TASK INSTRUCTIONS:
1. Summarize the passage on 1H NMR analysis of sunflower oil and its halogenated form in two sentences.
2. According to the passage on 1H NMR analysis of halogenated sunflower oil, what efficiency of halogenation was obtained?
3. Continue the passage on 1H NMR analysis of halogenated sunflower oil, starting after its final sentence.
======== GIVEN TEXT ========
1H NMR analysis was carried out in CDCl3 for sunflower oil (Figure 2), halogenated oil (Figure 3) and polysulfide polymer (Figure 4). The characteristic signals of sunflower oil are as follow as depicted in Figure 1: δ((CH2)nCH3, a, 9H)=0.86–0.91 ppm, δ((CH2)n, b, 54H)=1.25–1.31 ppm, δ(CH=CHCH2(CH2)n, c, 12H)=2.00–2.08 ppm, δ(CH=CHCH2CH=CH, d, 4H)=2.75–2.79 ppm, δ(COOCH2(CH2)n, e, 6H)=2.28–2.33 ppm, δ(CH=CH, f, f′, 10H)=5.32–5.40 ppm, δ(CH2-OCO and CH-OCO, g, g′, 5H)= 4.15–4.29 ppm. These signals are similar to ones reported by other researchers (26). Signals at 0.00 ppm, 1.61 ppm and 7.28 ppm are related to the TMS, water and CDCl3, respectively. After halogenation process and obtaining halogenated oil, no significant change may occur in 1H NMR spectrum except than reduction and increment of protons related to CH=CH before and after it participates in reaction. After halogenation, the area under curve related to CH=CH indicates functional groups that do not participate in reaction. According to Figure 3 (1H NMR of halogenated oil), six protons still exist in structure and conclusively, two C=C have participated in halogenation. Also, chemical shift related to CH=CHCH2CH=CH shows how many CH=CHCH2CH=CH still exists in structure. According to results, 4 proton reduced to only 1.3 proton, i.e. a random-wise halogenation was occurred and mechanism of reaction may be illustrated as Scheme 1. Briefly, the characteristic signals are as follow: δ((CH2)n CH3, a, 9H)=0.86–0.91 ppm, δ((CH2)n, b, (54×0.33+56×0.67)H=55.3H)=1.25–1.31 ppm, δ(CH=CHCH2(CH2)n, c, (12×0.33+ 8×0.67)H=9.3H; CHCl, h, 2H; CHClCH2, h′, 8H; total H=19.3)= 2.00–2.06 ppm, δ(CH=CHCH2CH=CH, d, (2×0.67)H=1.3H)= 2.76–2.77 ppm, δ(COOCH2(CH2)n, e, 6H)=2.29–2.33 ppm, δ(CH=CH, f, f′, 6H)=5.32–5.39 ppm, δ(CH2-OCO and CH-OCO, g, g′, 5H)=4.15–4.29 ppm. According to results, a good correlation appears between random-wise halogenation and 1H NMR results. Based on these results, the efficiency of halogenation is obtained equal to nearly 40%. It means that in oil structure, two C=C bond are converted to halogenated bonds and can be used as halogenated monomer to produce polysulfide polymer.
======== EXTRACTED RECORDS ========
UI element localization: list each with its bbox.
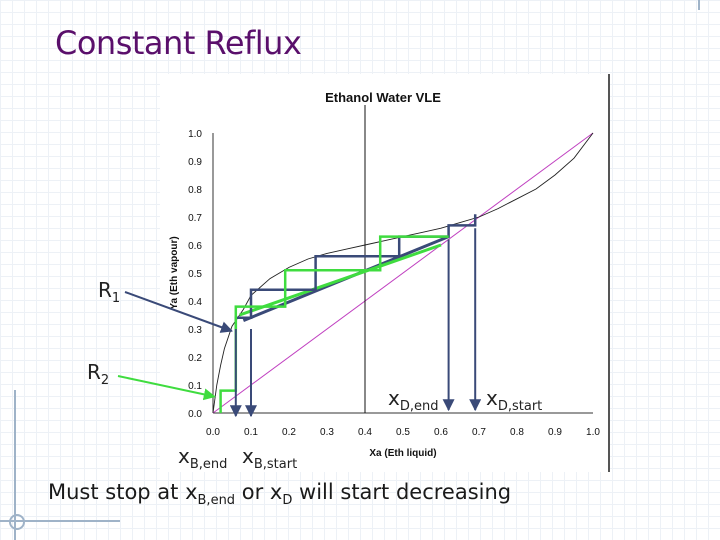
decorative-top-right-line	[698, 0, 700, 10]
xd-start-label: xD,start	[486, 386, 542, 414]
x-tick-label: 0.1	[244, 427, 258, 438]
y-tick-label: 0.7	[188, 213, 202, 224]
stages-end	[219, 235, 449, 413]
footer-text-middle: or x	[235, 480, 283, 504]
r2-label-sub: 2	[100, 373, 110, 388]
diagonal-line	[212, 132, 594, 414]
footer-note: Must stop at xB,end or xD will start dec…	[48, 480, 511, 508]
stages-start	[234, 214, 477, 329]
footer-text-prefix: Must stop at x	[48, 480, 198, 504]
r1-label-sub: 1	[111, 291, 121, 306]
x-axis-title: Xa (Eth liquid)	[369, 448, 436, 459]
x-tick-label: 0.6	[434, 427, 448, 438]
slide-title: Constant Reflux	[55, 24, 302, 62]
x-tick-label: 0.0	[206, 427, 220, 438]
y-tick-label: 0.4	[188, 297, 202, 308]
x-tick-label: 0.3	[320, 427, 334, 438]
xb-end-label: xB,end	[178, 444, 227, 472]
r2-callout-arrow	[117, 375, 216, 401]
x-tick-label: 0.2	[282, 427, 296, 438]
y-tick-label: 0.5	[188, 269, 202, 280]
x-tick-label: 1.0	[586, 427, 600, 438]
r2-label-base: R	[87, 360, 101, 384]
xd-end-label-sub: D,end	[399, 399, 439, 414]
y-tick-label: 0.6	[188, 241, 202, 252]
y-tick-label: 0.8	[188, 185, 202, 196]
r1-callout-arrow	[124, 291, 233, 333]
operating-line-end	[239, 243, 442, 317]
decorative-circle-icon	[9, 514, 25, 530]
decorative-bottom-line	[0, 520, 120, 522]
xd-end-label-base: x	[388, 386, 400, 410]
footer-sub-xb-end: B,end	[197, 493, 236, 509]
r2-label: R2	[87, 360, 109, 388]
x-tick-label: 0.5	[396, 427, 410, 438]
x-tick-label: 0.8	[510, 427, 524, 438]
xd-end-label: xD,end	[388, 386, 438, 414]
xb-start-label: xB,start	[242, 444, 297, 472]
xb-start-label-base: x	[242, 444, 254, 468]
xb-end-label-sub: B,end	[189, 457, 228, 472]
y-axis-title: Ya (Eth vapour)	[169, 236, 180, 309]
chart-title: Ethanol Water VLE	[325, 90, 441, 105]
y-tick-label: 0.3	[188, 325, 202, 336]
x-tick-label: 0.7	[472, 427, 486, 438]
x-tick-label: 0.9	[548, 427, 562, 438]
footer-sub-xd: D	[282, 493, 293, 509]
y-tick-label: 1.0	[188, 129, 202, 140]
r1-label: R1	[98, 278, 120, 306]
y-tick-label: 0.1	[188, 381, 202, 392]
y-tick-label: 0.9	[188, 157, 202, 168]
r1-label-base: R	[98, 278, 112, 302]
chart-frame-edge	[608, 74, 610, 472]
footer-text-suffix: will start decreasing	[292, 480, 512, 504]
x-tick-label: 0.4	[358, 427, 372, 438]
y-tick-label: 0.0	[188, 409, 202, 420]
xb-end-label-base: x	[178, 444, 190, 468]
y-tick-label: 0.2	[188, 353, 202, 364]
xd-start-label-sub: D,start	[497, 399, 543, 414]
xb-start-label-sub: B,start	[253, 457, 298, 472]
xd-start-label-base: x	[486, 386, 498, 410]
decorative-left-line	[14, 390, 16, 540]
========
TASK RESPONSES:
1. 1H NMR analysis in CDCl3 was carried out on sunflower oil, halogenated oil and polysulfide polymer, and the characteristic signals of sunflower oil resemble those reported by other researchers. After halogenation, six CH=CH protons remain and the CH=CHCH2CH=CH protons drop from 4 to 1.3, which shows that two C=C bonds took part in a random-wise halogenation with an efficiency of nearly 40%, so the oil can serve as a halogenated monomer for producing polysulfide polymer.

2. Nearly 40%.

3.
Figure 4 shows 13C NMR spectrum of sunflower oil and halogenated oil. The aliphatic carbons resonate in the range of 14–34 ppm. The terminal methyl carbons is found at δ=14.00–14.03 ppm. CH2 carbons beside the terminal carbon appear at δ=22.55–22.65 ppm whereas chemical shift at δ=24.81 ppm is related to the acrylic methylene carbons with respect to carbonyl group. C=C-C-C=C carbon is observed at δ=25.60 ppm and carbons beside the double bonds appear at δ=27.15 ppm. -CH2 carbons in fatty acid central chains is shown at δ=29.08–29.73 ppm except carbons named i that are located at δ=31.50 ppm. Chemical shift at δ=34.00 ppm is attributed to carbons beside carbonyl groups. Signals at 62.08 ppm and 68.91 ppm are assigned to the glyceryl CH2 and CH carbon atoms. Signals at 127.89–130.19 ppm are assigned to the vinyl carbon atoms and the signals at 172.75–173.16 ppm are related to the carbonyl (C=O) carbon atoms of the ester functionalities (27). After halogenation process, two new signals appear in 13C NMR spectrum of halogenated oil. The signal at 26.22 ppm is ascribed to the carbons beside the halogenated carbon atom and signal at 46.91 is attributed to the halogenated carbon atoms. These two new signals obviously approve the success of halogenation process.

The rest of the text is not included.